# [TO DO]
Pull every line containing the word "text" from the records.

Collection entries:
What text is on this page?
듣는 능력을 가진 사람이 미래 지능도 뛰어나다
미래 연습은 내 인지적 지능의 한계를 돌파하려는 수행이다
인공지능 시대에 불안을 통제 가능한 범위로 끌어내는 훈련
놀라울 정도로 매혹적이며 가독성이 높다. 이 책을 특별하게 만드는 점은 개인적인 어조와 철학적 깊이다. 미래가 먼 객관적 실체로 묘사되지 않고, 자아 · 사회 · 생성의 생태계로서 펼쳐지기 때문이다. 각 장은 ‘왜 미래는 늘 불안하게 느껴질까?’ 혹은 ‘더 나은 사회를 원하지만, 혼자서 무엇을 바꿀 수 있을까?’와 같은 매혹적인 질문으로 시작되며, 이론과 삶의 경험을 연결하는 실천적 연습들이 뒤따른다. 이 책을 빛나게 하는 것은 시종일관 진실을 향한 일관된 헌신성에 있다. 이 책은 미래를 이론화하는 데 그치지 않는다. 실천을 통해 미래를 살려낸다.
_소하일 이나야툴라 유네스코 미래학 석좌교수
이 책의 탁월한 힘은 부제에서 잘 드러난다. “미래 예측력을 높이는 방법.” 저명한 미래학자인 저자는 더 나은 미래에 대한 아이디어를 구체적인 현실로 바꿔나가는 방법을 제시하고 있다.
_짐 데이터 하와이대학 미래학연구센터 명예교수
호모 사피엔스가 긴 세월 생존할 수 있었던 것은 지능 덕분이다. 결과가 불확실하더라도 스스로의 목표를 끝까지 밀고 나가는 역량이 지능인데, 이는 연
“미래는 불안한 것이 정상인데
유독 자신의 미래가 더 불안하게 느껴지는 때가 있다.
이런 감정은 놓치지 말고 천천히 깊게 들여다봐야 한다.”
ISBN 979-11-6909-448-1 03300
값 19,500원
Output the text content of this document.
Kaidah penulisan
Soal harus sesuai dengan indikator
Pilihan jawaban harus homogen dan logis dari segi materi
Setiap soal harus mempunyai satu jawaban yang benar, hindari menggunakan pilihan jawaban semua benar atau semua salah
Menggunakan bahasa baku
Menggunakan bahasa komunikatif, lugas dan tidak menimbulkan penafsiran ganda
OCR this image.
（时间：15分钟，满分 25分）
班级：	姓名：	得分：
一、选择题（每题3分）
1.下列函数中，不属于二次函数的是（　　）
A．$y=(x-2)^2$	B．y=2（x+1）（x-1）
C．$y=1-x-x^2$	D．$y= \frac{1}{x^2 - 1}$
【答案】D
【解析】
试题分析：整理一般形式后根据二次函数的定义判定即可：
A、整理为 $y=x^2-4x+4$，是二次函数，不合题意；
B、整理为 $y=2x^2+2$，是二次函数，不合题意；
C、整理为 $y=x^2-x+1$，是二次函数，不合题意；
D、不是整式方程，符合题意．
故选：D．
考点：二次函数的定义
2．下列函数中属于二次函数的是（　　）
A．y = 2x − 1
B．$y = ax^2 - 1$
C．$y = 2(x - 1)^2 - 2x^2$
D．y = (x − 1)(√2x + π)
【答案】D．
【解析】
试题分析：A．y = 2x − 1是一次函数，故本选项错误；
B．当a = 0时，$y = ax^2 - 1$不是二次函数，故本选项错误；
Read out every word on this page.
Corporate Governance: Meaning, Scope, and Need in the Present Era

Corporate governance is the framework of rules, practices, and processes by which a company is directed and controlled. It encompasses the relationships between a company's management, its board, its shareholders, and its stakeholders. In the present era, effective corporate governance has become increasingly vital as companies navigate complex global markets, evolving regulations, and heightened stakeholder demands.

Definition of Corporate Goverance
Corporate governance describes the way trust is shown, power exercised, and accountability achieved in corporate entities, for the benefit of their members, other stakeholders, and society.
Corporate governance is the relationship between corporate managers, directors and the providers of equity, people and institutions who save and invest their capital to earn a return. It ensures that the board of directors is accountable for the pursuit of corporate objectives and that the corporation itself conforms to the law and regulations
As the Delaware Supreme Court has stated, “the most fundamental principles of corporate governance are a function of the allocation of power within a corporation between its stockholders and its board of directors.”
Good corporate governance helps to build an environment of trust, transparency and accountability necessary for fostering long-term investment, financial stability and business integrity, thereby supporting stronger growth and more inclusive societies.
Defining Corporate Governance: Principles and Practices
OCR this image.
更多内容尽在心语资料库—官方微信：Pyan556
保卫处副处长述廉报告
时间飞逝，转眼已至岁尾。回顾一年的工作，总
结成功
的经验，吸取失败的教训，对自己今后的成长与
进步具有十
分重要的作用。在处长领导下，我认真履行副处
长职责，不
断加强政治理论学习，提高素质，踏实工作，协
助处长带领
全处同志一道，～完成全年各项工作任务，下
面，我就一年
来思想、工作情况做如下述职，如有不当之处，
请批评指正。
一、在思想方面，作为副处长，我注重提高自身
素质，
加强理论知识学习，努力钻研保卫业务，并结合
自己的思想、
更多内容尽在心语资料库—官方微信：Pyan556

# [RESULT OF THIS EXERCISE]
What text is on this page?
Output the text content of this document.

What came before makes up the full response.